Items from a dataset:
******
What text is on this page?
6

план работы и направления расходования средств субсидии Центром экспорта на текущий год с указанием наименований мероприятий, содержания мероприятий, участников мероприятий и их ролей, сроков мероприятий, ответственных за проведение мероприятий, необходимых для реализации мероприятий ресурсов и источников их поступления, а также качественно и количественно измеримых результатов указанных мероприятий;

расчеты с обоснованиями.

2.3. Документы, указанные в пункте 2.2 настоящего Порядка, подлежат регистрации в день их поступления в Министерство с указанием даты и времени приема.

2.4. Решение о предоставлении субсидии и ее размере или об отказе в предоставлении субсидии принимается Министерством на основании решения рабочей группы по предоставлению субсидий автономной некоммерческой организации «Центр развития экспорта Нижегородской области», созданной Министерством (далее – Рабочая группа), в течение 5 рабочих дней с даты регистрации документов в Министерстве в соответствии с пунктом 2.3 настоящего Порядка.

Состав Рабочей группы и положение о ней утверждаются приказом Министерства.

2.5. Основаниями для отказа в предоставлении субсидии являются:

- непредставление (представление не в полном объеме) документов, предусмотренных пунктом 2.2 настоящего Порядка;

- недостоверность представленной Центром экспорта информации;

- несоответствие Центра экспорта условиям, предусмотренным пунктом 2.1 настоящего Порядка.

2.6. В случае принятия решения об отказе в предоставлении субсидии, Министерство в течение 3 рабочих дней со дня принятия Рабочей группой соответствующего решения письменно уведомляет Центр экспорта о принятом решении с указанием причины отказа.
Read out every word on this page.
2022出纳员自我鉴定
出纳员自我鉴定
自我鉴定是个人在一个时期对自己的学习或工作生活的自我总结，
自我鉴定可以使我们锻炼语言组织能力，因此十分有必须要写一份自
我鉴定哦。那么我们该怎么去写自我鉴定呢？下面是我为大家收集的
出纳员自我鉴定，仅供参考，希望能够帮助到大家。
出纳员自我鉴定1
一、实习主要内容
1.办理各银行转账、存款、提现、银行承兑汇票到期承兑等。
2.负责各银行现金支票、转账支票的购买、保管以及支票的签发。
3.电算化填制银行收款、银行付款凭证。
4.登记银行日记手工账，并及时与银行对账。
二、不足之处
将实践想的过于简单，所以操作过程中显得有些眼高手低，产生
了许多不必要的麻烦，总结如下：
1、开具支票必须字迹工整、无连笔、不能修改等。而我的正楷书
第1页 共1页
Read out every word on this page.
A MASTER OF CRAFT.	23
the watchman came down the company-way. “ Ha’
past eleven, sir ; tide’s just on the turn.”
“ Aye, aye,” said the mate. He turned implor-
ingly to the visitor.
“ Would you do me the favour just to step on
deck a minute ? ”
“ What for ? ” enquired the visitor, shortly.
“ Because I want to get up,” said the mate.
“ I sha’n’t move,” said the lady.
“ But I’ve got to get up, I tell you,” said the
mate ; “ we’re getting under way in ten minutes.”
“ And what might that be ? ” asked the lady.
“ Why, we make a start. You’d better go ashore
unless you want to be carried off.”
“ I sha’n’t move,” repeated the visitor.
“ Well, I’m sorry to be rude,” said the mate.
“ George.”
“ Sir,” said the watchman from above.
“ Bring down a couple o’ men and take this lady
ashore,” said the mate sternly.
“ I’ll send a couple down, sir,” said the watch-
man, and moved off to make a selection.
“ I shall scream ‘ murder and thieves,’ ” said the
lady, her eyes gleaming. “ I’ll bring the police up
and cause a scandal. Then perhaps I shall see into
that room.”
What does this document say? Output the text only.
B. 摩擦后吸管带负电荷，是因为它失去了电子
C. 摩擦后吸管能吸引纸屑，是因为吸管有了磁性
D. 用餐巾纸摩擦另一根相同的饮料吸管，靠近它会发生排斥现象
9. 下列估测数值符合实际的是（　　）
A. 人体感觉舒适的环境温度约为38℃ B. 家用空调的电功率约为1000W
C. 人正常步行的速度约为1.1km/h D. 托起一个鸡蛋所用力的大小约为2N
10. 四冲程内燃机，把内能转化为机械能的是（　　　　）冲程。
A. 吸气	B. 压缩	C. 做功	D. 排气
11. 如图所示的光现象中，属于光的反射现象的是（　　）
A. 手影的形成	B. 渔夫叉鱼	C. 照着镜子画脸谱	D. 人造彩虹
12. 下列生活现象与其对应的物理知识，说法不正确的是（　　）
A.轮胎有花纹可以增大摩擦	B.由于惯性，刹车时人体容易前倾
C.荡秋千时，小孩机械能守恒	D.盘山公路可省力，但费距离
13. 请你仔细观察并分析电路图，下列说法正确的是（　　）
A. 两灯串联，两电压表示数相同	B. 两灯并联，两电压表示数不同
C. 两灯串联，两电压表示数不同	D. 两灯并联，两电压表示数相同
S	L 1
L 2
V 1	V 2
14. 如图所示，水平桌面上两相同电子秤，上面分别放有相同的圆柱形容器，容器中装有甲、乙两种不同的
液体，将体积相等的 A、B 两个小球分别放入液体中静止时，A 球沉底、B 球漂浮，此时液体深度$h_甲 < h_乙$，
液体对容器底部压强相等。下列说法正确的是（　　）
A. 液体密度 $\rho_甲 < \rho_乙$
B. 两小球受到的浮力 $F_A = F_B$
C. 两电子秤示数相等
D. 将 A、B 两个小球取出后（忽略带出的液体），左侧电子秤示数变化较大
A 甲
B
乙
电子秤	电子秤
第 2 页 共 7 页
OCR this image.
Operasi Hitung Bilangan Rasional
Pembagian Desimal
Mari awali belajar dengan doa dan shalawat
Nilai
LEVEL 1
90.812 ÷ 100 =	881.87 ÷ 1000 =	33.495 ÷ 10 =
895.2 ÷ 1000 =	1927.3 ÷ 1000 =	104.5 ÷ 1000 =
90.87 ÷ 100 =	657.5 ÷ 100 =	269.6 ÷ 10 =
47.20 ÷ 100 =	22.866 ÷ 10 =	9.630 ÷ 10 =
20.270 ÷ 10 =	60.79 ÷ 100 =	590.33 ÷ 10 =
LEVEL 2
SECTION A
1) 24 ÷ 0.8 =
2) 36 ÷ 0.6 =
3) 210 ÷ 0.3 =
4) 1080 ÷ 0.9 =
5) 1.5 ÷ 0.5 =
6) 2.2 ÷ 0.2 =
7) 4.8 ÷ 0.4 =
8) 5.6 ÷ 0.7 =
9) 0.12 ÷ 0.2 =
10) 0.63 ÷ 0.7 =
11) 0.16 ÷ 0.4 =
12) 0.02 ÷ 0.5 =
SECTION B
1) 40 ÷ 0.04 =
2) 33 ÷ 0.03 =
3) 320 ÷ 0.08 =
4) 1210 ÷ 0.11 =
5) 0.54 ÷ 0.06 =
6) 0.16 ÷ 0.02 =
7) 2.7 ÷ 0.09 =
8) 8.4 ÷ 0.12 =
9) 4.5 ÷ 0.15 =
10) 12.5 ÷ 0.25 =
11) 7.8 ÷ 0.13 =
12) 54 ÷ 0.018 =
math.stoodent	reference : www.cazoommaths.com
******
- _What this task involves_
Check each line of the data above for the word "настоящего", then state how many lines have it. Give the number alone.

- _Exercise response_
4